> **Set task**: Omit every picture and output the rest of the records exactly as they are.

************

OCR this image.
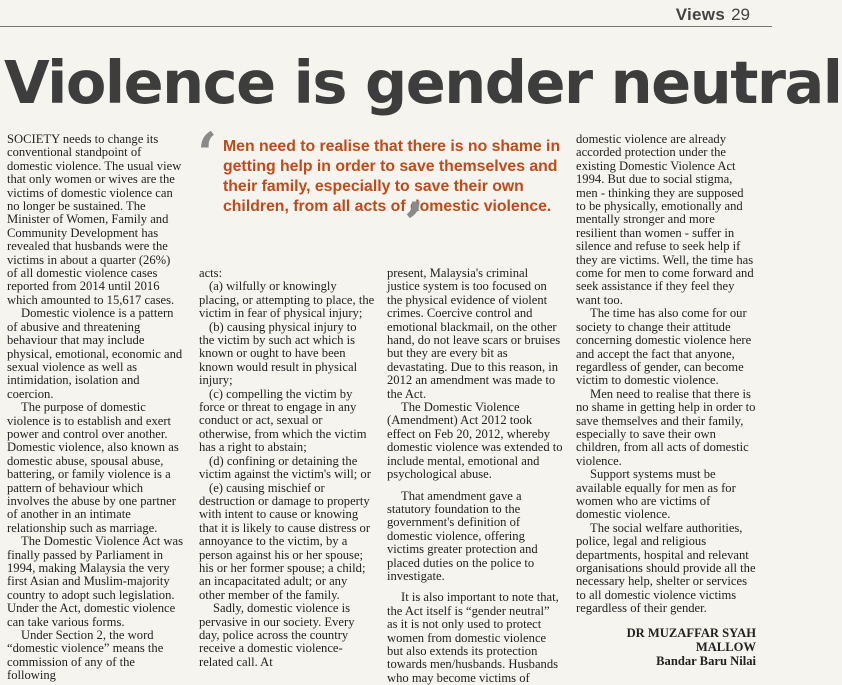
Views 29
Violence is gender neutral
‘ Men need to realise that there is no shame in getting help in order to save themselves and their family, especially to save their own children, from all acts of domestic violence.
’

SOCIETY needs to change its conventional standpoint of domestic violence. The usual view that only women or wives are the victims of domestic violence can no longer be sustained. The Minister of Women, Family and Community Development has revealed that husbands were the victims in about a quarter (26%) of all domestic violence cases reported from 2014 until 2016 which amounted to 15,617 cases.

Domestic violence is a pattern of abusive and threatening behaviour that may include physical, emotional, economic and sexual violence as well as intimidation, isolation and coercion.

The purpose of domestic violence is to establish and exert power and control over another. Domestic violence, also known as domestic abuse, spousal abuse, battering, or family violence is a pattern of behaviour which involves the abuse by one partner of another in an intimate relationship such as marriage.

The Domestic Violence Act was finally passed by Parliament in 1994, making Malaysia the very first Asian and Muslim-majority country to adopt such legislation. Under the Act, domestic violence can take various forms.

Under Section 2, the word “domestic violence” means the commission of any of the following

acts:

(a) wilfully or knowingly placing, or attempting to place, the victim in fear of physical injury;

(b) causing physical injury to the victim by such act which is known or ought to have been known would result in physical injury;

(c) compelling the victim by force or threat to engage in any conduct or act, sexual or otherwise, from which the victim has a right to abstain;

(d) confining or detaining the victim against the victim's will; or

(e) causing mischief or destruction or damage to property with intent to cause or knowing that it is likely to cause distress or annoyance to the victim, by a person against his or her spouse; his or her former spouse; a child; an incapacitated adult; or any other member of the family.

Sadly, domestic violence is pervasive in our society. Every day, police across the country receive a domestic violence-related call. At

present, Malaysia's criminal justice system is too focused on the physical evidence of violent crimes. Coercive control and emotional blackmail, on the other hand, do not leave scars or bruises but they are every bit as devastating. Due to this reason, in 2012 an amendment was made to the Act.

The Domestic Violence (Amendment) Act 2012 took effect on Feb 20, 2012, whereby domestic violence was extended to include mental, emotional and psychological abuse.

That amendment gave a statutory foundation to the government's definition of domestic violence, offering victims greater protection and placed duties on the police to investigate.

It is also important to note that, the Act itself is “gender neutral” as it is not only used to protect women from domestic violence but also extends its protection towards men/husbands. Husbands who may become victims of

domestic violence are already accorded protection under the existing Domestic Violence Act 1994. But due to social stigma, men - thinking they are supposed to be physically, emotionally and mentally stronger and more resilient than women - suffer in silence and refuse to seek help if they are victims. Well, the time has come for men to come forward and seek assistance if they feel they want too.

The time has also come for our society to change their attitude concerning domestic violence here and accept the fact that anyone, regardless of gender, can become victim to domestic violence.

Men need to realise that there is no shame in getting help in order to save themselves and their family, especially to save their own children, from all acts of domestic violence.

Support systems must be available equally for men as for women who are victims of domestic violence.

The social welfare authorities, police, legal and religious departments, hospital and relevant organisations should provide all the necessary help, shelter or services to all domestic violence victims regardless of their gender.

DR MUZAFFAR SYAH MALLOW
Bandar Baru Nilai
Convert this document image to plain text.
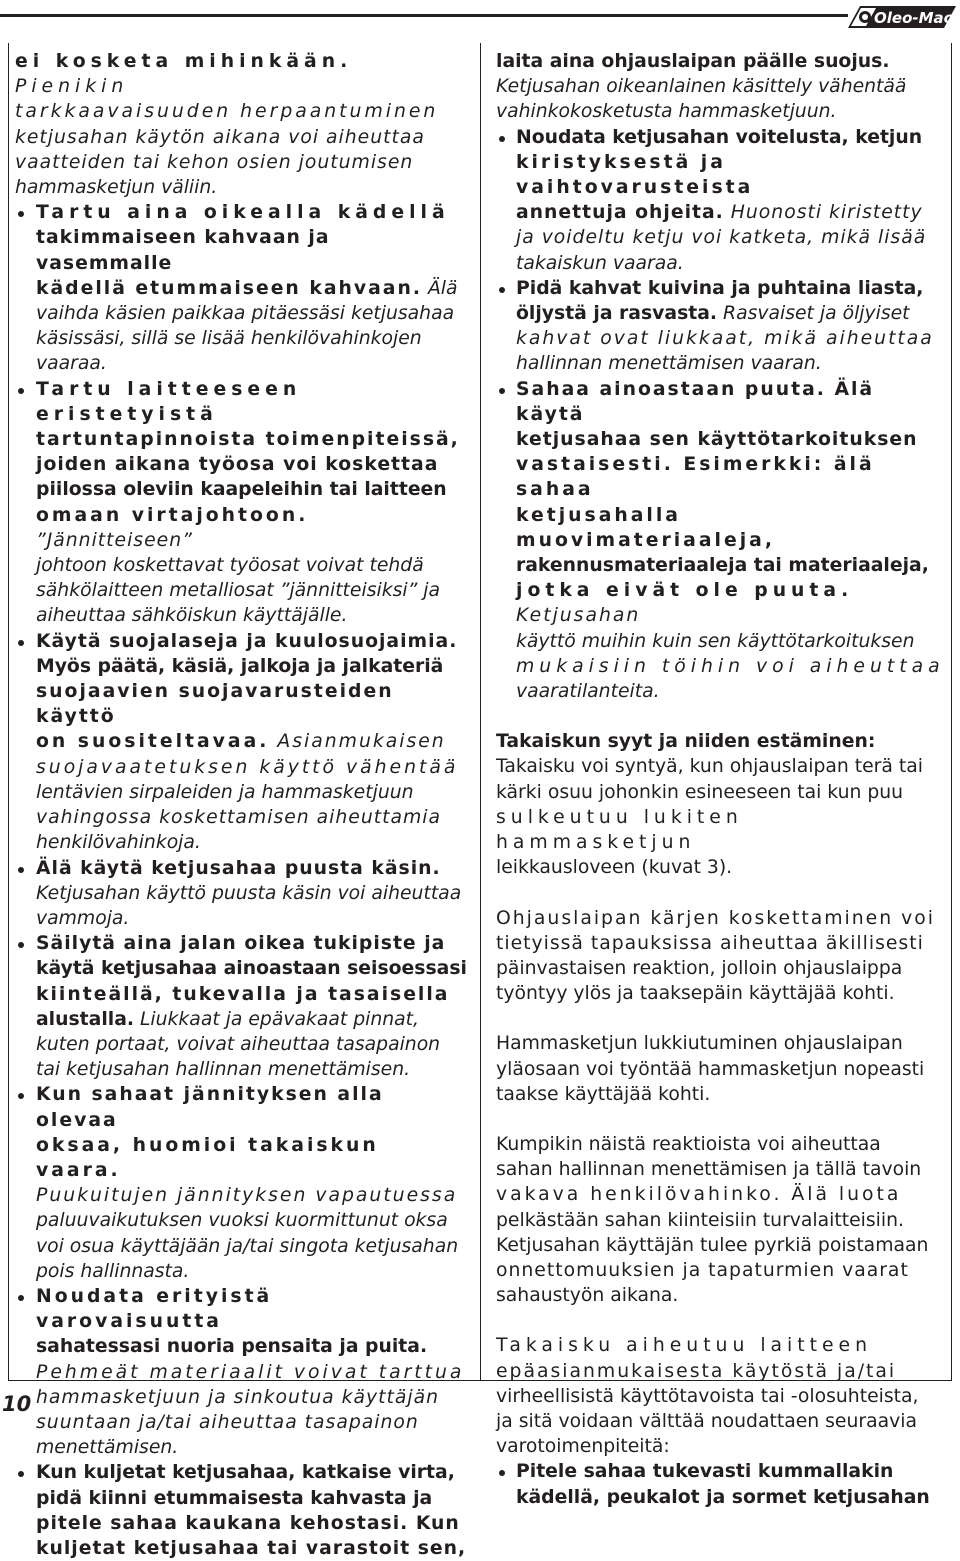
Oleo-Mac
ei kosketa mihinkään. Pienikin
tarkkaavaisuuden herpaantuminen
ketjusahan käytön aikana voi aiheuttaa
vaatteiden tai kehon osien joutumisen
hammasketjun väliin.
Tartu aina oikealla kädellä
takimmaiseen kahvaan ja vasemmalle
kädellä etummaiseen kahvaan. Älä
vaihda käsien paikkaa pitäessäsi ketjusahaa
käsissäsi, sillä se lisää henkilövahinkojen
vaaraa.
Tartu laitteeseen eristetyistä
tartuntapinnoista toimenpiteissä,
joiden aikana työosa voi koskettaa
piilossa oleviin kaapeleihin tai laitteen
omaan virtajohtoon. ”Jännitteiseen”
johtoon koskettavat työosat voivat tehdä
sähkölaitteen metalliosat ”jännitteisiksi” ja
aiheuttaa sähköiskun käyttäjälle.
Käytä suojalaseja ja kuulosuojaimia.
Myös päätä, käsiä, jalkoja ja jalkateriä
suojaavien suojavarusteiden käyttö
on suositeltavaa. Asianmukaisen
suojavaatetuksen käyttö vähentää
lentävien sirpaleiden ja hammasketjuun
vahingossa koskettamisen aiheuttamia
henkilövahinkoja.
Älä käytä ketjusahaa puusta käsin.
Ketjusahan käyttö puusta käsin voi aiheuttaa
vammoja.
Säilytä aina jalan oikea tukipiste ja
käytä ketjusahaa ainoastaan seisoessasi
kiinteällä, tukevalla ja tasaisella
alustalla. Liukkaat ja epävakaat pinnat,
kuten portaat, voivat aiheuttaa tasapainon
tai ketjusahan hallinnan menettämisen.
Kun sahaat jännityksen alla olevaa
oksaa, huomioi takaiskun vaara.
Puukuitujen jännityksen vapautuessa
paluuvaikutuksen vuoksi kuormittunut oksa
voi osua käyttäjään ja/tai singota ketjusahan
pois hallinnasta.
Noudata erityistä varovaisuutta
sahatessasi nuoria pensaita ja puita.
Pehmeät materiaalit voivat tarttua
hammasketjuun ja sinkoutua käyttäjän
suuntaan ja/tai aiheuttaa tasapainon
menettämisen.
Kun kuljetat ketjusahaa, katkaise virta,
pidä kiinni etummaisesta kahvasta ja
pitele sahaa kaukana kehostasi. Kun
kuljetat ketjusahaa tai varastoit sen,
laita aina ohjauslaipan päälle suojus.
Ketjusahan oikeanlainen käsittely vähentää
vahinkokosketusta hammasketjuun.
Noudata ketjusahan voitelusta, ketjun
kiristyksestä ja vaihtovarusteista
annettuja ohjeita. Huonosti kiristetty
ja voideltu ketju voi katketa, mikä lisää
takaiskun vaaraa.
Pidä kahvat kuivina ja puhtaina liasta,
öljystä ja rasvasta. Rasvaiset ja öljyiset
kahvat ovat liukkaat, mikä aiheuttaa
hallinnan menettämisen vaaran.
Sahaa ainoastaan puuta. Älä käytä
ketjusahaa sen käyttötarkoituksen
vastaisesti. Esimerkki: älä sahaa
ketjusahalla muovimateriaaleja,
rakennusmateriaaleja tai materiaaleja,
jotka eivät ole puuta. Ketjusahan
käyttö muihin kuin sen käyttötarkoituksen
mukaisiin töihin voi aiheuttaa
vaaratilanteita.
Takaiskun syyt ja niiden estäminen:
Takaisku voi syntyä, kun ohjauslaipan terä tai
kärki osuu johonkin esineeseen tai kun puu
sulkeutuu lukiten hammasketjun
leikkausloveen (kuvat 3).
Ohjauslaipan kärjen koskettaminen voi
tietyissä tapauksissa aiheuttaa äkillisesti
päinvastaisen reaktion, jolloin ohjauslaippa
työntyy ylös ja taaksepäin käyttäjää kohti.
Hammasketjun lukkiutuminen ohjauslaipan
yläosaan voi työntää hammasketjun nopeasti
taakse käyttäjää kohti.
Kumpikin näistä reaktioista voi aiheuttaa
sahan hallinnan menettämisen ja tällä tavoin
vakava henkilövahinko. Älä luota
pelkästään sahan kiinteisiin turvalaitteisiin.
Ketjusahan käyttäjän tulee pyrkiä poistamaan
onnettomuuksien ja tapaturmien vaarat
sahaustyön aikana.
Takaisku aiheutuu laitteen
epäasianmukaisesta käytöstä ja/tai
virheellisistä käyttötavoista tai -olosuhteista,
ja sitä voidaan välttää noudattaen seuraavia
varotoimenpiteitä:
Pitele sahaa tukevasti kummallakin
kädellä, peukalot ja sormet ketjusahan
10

************

> **Answer**:
OCR this image.
Views 29
Violence is gender neutral
‘ Men need to realise that there is no shame in getting help in order to save themselves and their family, especially to save their own children, from all acts of domestic violence.
’

SOCIETY needs to change its conventional standpoint of domestic violence. The usual view that only women or wives are the victims of domestic violence can no longer be sustained. The Minister of Women, Family and Community Development has revealed that husbands were the victims in about a quarter (26%) of all domestic violence cases reported from 2014 until 2016 which amounted to 15,617 cases.

Domestic violence is a pattern of abusive and threatening behaviour that may include physical, emotional, economic and sexual violence as well as intimidation, isolation and coercion.

The purpose of domestic violence is to establish and exert power and control over another. Domestic violence, also known as domestic abuse, spousal abuse, battering, or family violence is a pattern of behaviour which involves the abuse by one partner of another in an intimate relationship such as marriage.

The Domestic Violence Act was finally passed by Parliament in 1994, making Malaysia the very first Asian and Muslim-majority country to adopt such legislation. Under the Act, domestic violence can take various forms.

Under Section 2, the word “domestic violence” means the commission of any of the following

acts:

(a) wilfully or knowingly placing, or attempting to place, the victim in fear of physical injury;

(b) causing physical injury to the victim by such act which is known or ought to have been known would result in physical injury;

(c) compelling the victim by force or threat to engage in any conduct or act, sexual or otherwise, from which the victim has a right to abstain;

(d) confining or detaining the victim against the victim's will; or

(e) causing mischief or destruction or damage to property with intent to cause or knowing that it is likely to cause distress or annoyance to the victim, by a person against his or her spouse; his or her former spouse; a child; an incapacitated adult; or any other member of the family.

Sadly, domestic violence is pervasive in our society. Every day, police across the country receive a domestic violence-related call. At

present, Malaysia's criminal justice system is too focused on the physical evidence of violent crimes. Coercive control and emotional blackmail, on the other hand, do not leave scars or bruises but they are every bit as devastating. Due to this reason, in 2012 an amendment was made to the Act.

The Domestic Violence (Amendment) Act 2012 took effect on Feb 20, 2012, whereby domestic violence was extended to include mental, emotional and psychological abuse.

That amendment gave a statutory foundation to the government's definition of domestic violence, offering victims greater protection and placed duties on the police to investigate.

It is also important to note that, the Act itself is “gender neutral” as it is not only used to protect women from domestic violence but also extends its protection towards men/husbands. Husbands who may become victims of

domestic violence are already accorded protection under the existing Domestic Violence Act 1994. But due to social stigma, men - thinking they are supposed to be physically, emotionally and mentally stronger and more resilient than women - suffer in silence and refuse to seek help if they are victims. Well, the time has come for men to come forward and seek assistance if they feel they want too.

The time has also come for our society to change their attitude concerning domestic violence here and accept the fact that anyone, regardless of gender, can become victim to domestic violence.

Men need to realise that there is no shame in getting help in order to save themselves and their family, especially to save their own children, from all acts of domestic violence.

Support systems must be available equally for men as for women who are victims of domestic violence.

The social welfare authorities, police, legal and religious departments, hospital and relevant organisations should provide all the necessary help, shelter or services to all domestic violence victims regardless of their gender.

DR MUZAFFAR SYAH MALLOW
Bandar Baru Nilai
Convert this document image to plain text.
Oleo-Mac
ei kosketa mihinkään. Pienikin
tarkkaavaisuuden herpaantuminen
ketjusahan käytön aikana voi aiheuttaa
vaatteiden tai kehon osien joutumisen
hammasketjun väliin.
Tartu aina oikealla kädellä
takimmaiseen kahvaan ja vasemmalle
kädellä etummaiseen kahvaan. Älä
vaihda käsien paikkaa pitäessäsi ketjusahaa
käsissäsi, sillä se lisää henkilövahinkojen
vaaraa.
Tartu laitteeseen eristetyistä
tartuntapinnoista toimenpiteissä,
joiden aikana työosa voi koskettaa
piilossa oleviin kaapeleihin tai laitteen
omaan virtajohtoon. ”Jännitteiseen”
johtoon koskettavat työosat voivat tehdä
sähkölaitteen metalliosat ”jännitteisiksi” ja
aiheuttaa sähköiskun käyttäjälle.
Käytä suojalaseja ja kuulosuojaimia.
Myös päätä, käsiä, jalkoja ja jalkateriä
suojaavien suojavarusteiden käyttö
on suositeltavaa. Asianmukaisen
suojavaatetuksen käyttö vähentää
lentävien sirpaleiden ja hammasketjuun
vahingossa koskettamisen aiheuttamia
henkilövahinkoja.
Älä käytä ketjusahaa puusta käsin.
Ketjusahan käyttö puusta käsin voi aiheuttaa
vammoja.
Säilytä aina jalan oikea tukipiste ja
käytä ketjusahaa ainoastaan seisoessasi
kiinteällä, tukevalla ja tasaisella
alustalla. Liukkaat ja epävakaat pinnat,
kuten portaat, voivat aiheuttaa tasapainon
tai ketjusahan hallinnan menettämisen.
Kun sahaat jännityksen alla olevaa
oksaa, huomioi takaiskun vaara.
Puukuitujen jännityksen vapautuessa
paluuvaikutuksen vuoksi kuormittunut oksa
voi osua käyttäjään ja/tai singota ketjusahan
pois hallinnasta.
Noudata erityistä varovaisuutta
sahatessasi nuoria pensaita ja puita.
Pehmeät materiaalit voivat tarttua
hammasketjuun ja sinkoutua käyttäjän
suuntaan ja/tai aiheuttaa tasapainon
menettämisen.
Kun kuljetat ketjusahaa, katkaise virta,
pidä kiinni etummaisesta kahvasta ja
pitele sahaa kaukana kehostasi. Kun
kuljetat ketjusahaa tai varastoit sen,
laita aina ohjauslaipan päälle suojus.
Ketjusahan oikeanlainen käsittely vähentää
vahinkokosketusta hammasketjuun.
Noudata ketjusahan voitelusta, ketjun
kiristyksestä ja vaihtovarusteista
annettuja ohjeita. Huonosti kiristetty
ja voideltu ketju voi katketa, mikä lisää
takaiskun vaaraa.
Pidä kahvat kuivina ja puhtaina liasta,
öljystä ja rasvasta. Rasvaiset ja öljyiset
kahvat ovat liukkaat, mikä aiheuttaa
hallinnan menettämisen vaaran.
Sahaa ainoastaan puuta. Älä käytä
ketjusahaa sen käyttötarkoituksen
vastaisesti. Esimerkki: älä sahaa
ketjusahalla muovimateriaaleja,
rakennusmateriaaleja tai materiaaleja,
jotka eivät ole puuta. Ketjusahan
käyttö muihin kuin sen käyttötarkoituksen
mukaisiin töihin voi aiheuttaa
vaaratilanteita.
Takaiskun syyt ja niiden estäminen:
Takaisku voi syntyä, kun ohjauslaipan terä tai
kärki osuu johonkin esineeseen tai kun puu
sulkeutuu lukiten hammasketjun
leikkausloveen (kuvat 3).
Ohjauslaipan kärjen koskettaminen voi
tietyissä tapauksissa aiheuttaa äkillisesti
päinvastaisen reaktion, jolloin ohjauslaippa
työntyy ylös ja taaksepäin käyttäjää kohti.
Hammasketjun lukkiutuminen ohjauslaipan
yläosaan voi työntää hammasketjun nopeasti
taakse käyttäjää kohti.
Kumpikin näistä reaktioista voi aiheuttaa
sahan hallinnan menettämisen ja tällä tavoin
vakava henkilövahinko. Älä luota
pelkästään sahan kiinteisiin turvalaitteisiin.
Ketjusahan käyttäjän tulee pyrkiä poistamaan
onnettomuuksien ja tapaturmien vaarat
sahaustyön aikana.
Takaisku aiheutuu laitteen
epäasianmukaisesta käytöstä ja/tai
virheellisistä käyttötavoista tai -olosuhteista,
ja sitä voidaan välttää noudattaen seuraavia
varotoimenpiteitä:
Pitele sahaa tukevasti kummallakin
kädellä, peukalot ja sormet ketjusahan
10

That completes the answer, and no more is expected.